Objective
Your answer is a single number: how many lines hold the word "xlabel"?

Figure dataset records
----

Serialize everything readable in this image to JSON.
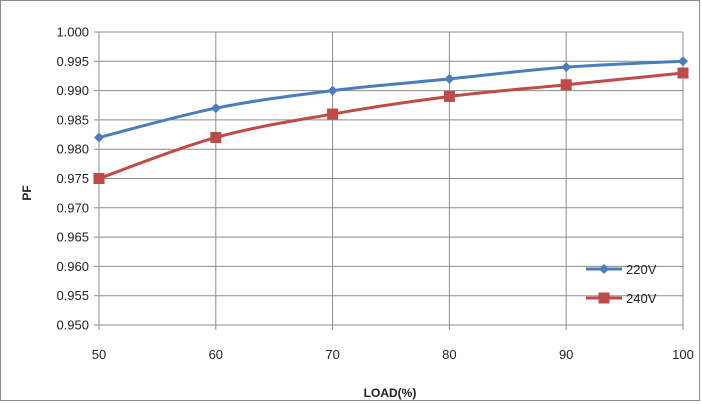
{
  "chart_data": {
    "type": "line",
    "title": "",
    "xlabel": "LOAD(%)",
    "ylabel": "PF",
    "x": [
      50,
      60,
      70,
      80,
      90,
      100
    ],
    "xlim": [
      50,
      100
    ],
    "ylim": [
      0.95,
      1.0
    ],
    "x_ticks": [
      "50",
      "60",
      "70",
      "80",
      "90",
      "100"
    ],
    "y_ticks": [
      "0.950",
      "0.955",
      "0.960",
      "0.965",
      "0.970",
      "0.975",
      "0.980",
      "0.985",
      "0.990",
      "0.995",
      "1.000"
    ],
    "grid": true,
    "smooth": true,
    "legend_position": "bottom-right",
    "series": [
      {
        "name": "220V",
        "values": [
          0.982,
          0.987,
          0.99,
          0.992,
          0.994,
          0.995
        ],
        "color": "#4a7ebb",
        "marker": "diamond"
      },
      {
        "name": "240V",
        "values": [
          0.975,
          0.982,
          0.986,
          0.989,
          0.991,
          0.993
        ],
        "color": "#be4b48",
        "marker": "square"
      }
    ]
  }
}
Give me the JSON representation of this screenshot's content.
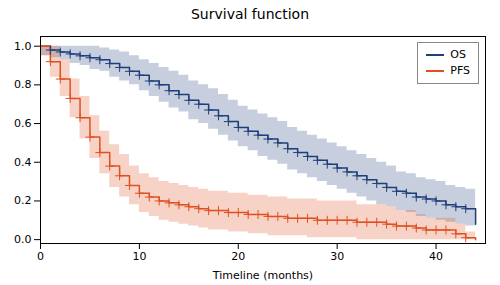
{
  "chart_data": {
    "type": "line",
    "title": "Survival function",
    "xlabel": "Timeline (months)",
    "xlim": [
      0,
      45
    ],
    "ylim": [
      -0.02,
      1.05
    ],
    "xticks": [
      0,
      10,
      20,
      30,
      40
    ],
    "yticks": [
      {
        "value": 0.0,
        "label": "0.0"
      },
      0.2,
      0.4,
      0.6,
      0.8,
      {
        "value": 1.0,
        "label": "1.0"
      }
    ],
    "grid": false,
    "legend": "upper right",
    "x": [
      0,
      1,
      2,
      3,
      4,
      5,
      6,
      7,
      8,
      9,
      10,
      11,
      12,
      13,
      14,
      15,
      16,
      17,
      18,
      19,
      20,
      21,
      22,
      23,
      24,
      25,
      26,
      27,
      28,
      29,
      30,
      31,
      32,
      33,
      34,
      35,
      36,
      37,
      38,
      39,
      40,
      41,
      42,
      43,
      44
    ],
    "series": [
      {
        "name": "OS",
        "color": "#1f3f7a",
        "marker": "+",
        "values": [
          1.0,
          0.98,
          0.97,
          0.96,
          0.95,
          0.94,
          0.93,
          0.91,
          0.89,
          0.87,
          0.85,
          0.82,
          0.8,
          0.77,
          0.75,
          0.72,
          0.7,
          0.67,
          0.64,
          0.61,
          0.58,
          0.56,
          0.54,
          0.52,
          0.5,
          0.47,
          0.45,
          0.43,
          0.41,
          0.39,
          0.37,
          0.35,
          0.33,
          0.31,
          0.29,
          0.27,
          0.25,
          0.24,
          0.22,
          0.21,
          0.2,
          0.18,
          0.17,
          0.16,
          0.08
        ],
        "lower": [
          0.95,
          0.94,
          0.93,
          0.91,
          0.9,
          0.88,
          0.87,
          0.84,
          0.82,
          0.8,
          0.77,
          0.74,
          0.71,
          0.68,
          0.66,
          0.62,
          0.6,
          0.57,
          0.54,
          0.51,
          0.48,
          0.46,
          0.43,
          0.41,
          0.39,
          0.36,
          0.34,
          0.32,
          0.3,
          0.28,
          0.26,
          0.24,
          0.22,
          0.2,
          0.18,
          0.17,
          0.15,
          0.14,
          0.12,
          0.11,
          0.1,
          0.09,
          0.08,
          0.07,
          0.0
        ],
        "upper": [
          1.0,
          1.0,
          1.0,
          1.0,
          1.0,
          1.0,
          0.99,
          0.98,
          0.97,
          0.95,
          0.93,
          0.91,
          0.89,
          0.87,
          0.85,
          0.82,
          0.8,
          0.78,
          0.75,
          0.72,
          0.69,
          0.67,
          0.65,
          0.63,
          0.61,
          0.58,
          0.56,
          0.54,
          0.52,
          0.5,
          0.48,
          0.46,
          0.44,
          0.42,
          0.4,
          0.38,
          0.35,
          0.34,
          0.32,
          0.31,
          0.3,
          0.28,
          0.27,
          0.26,
          0.17
        ],
        "censor_x": [
          1,
          2,
          3,
          4,
          5,
          6,
          7,
          8,
          9,
          10,
          11,
          12,
          13,
          14,
          15,
          16,
          17,
          18,
          19,
          20,
          21,
          22,
          23,
          24,
          25,
          26,
          27,
          28,
          29,
          30,
          31,
          32,
          33,
          34,
          35,
          36,
          37,
          38,
          39,
          40,
          41,
          42,
          43
        ],
        "censor_y": [
          0.98,
          0.97,
          0.96,
          0.95,
          0.94,
          0.93,
          0.91,
          0.89,
          0.87,
          0.85,
          0.82,
          0.8,
          0.77,
          0.75,
          0.72,
          0.7,
          0.67,
          0.64,
          0.61,
          0.58,
          0.56,
          0.54,
          0.52,
          0.5,
          0.47,
          0.45,
          0.43,
          0.41,
          0.39,
          0.37,
          0.35,
          0.33,
          0.31,
          0.29,
          0.27,
          0.25,
          0.24,
          0.22,
          0.21,
          0.2,
          0.18,
          0.17,
          0.16
        ]
      },
      {
        "name": "PFS",
        "color": "#e05020",
        "marker": "+",
        "values": [
          1.0,
          0.92,
          0.83,
          0.73,
          0.63,
          0.53,
          0.45,
          0.38,
          0.33,
          0.28,
          0.24,
          0.22,
          0.2,
          0.19,
          0.18,
          0.17,
          0.16,
          0.15,
          0.15,
          0.14,
          0.14,
          0.13,
          0.13,
          0.12,
          0.12,
          0.11,
          0.11,
          0.11,
          0.1,
          0.1,
          0.1,
          0.1,
          0.09,
          0.09,
          0.09,
          0.08,
          0.07,
          0.07,
          0.06,
          0.05,
          0.05,
          0.05,
          0.03,
          0.01,
          0.0
        ],
        "lower": [
          0.95,
          0.84,
          0.74,
          0.63,
          0.52,
          0.42,
          0.34,
          0.27,
          0.22,
          0.18,
          0.14,
          0.12,
          0.1,
          0.09,
          0.08,
          0.07,
          0.06,
          0.05,
          0.05,
          0.04,
          0.04,
          0.03,
          0.03,
          0.02,
          0.02,
          0.02,
          0.02,
          0.01,
          0.01,
          0.01,
          0.01,
          0.01,
          0.0,
          0.0,
          0.0,
          0.0,
          0.0,
          0.0,
          0.0,
          0.0,
          0.0,
          0.0,
          0.0,
          0.0,
          0.0
        ],
        "upper": [
          1.0,
          1.0,
          0.93,
          0.83,
          0.74,
          0.64,
          0.56,
          0.49,
          0.44,
          0.38,
          0.34,
          0.32,
          0.3,
          0.29,
          0.28,
          0.27,
          0.26,
          0.25,
          0.25,
          0.24,
          0.24,
          0.23,
          0.23,
          0.22,
          0.22,
          0.21,
          0.21,
          0.21,
          0.2,
          0.2,
          0.2,
          0.2,
          0.18,
          0.18,
          0.18,
          0.17,
          0.15,
          0.15,
          0.13,
          0.11,
          0.11,
          0.11,
          0.08,
          0.04,
          0.0
        ],
        "censor_x": [
          1,
          2,
          3,
          4,
          5,
          6,
          7,
          8,
          9,
          10,
          11,
          12,
          13,
          14,
          15,
          16,
          17,
          18,
          19,
          20,
          21,
          22,
          23,
          24,
          25,
          26,
          27,
          28,
          29,
          30,
          31,
          32,
          33,
          34,
          35,
          36,
          37,
          38,
          39,
          40,
          41,
          42,
          43
        ],
        "censor_y": [
          0.92,
          0.83,
          0.73,
          0.63,
          0.53,
          0.45,
          0.38,
          0.33,
          0.28,
          0.24,
          0.22,
          0.2,
          0.19,
          0.18,
          0.17,
          0.16,
          0.15,
          0.15,
          0.14,
          0.14,
          0.13,
          0.13,
          0.12,
          0.12,
          0.11,
          0.11,
          0.11,
          0.1,
          0.1,
          0.1,
          0.1,
          0.09,
          0.09,
          0.09,
          0.08,
          0.07,
          0.07,
          0.06,
          0.05,
          0.05,
          0.05,
          0.03,
          0.01
        ]
      }
    ]
  }
}
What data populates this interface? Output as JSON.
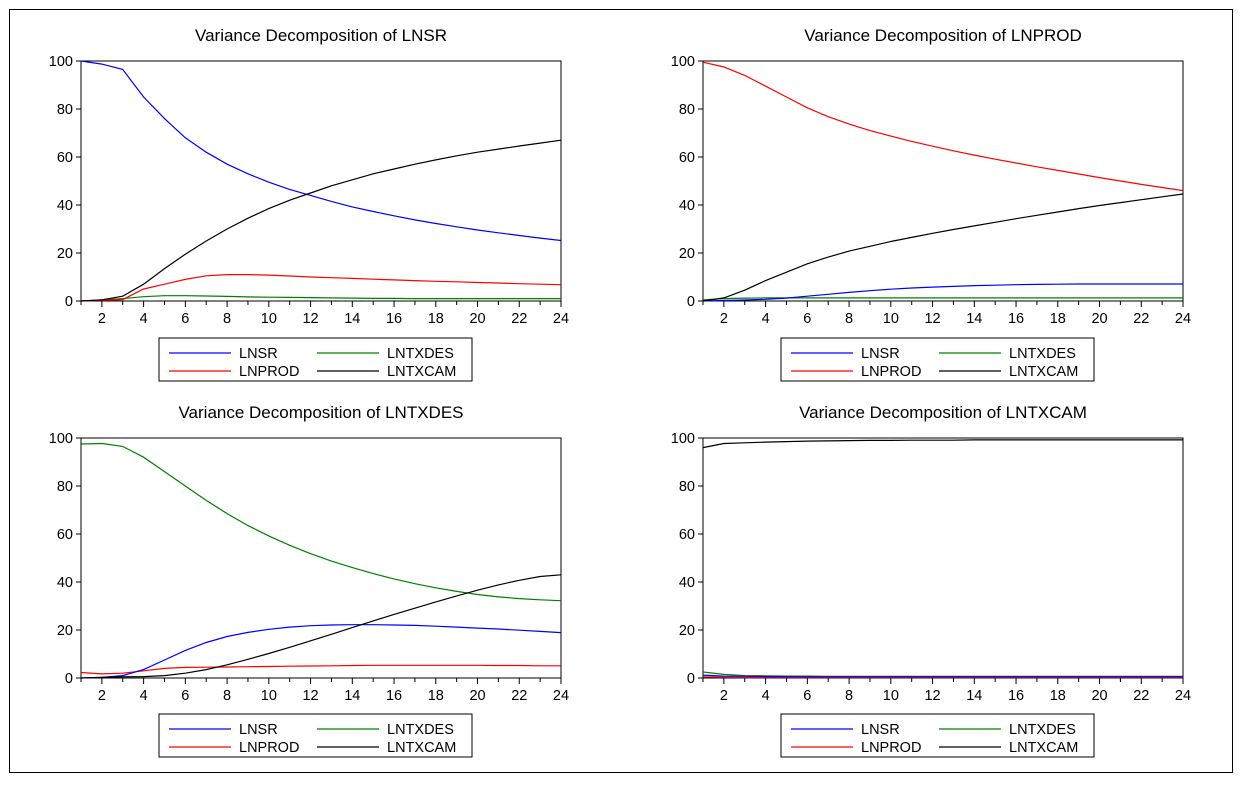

----

Completed task
2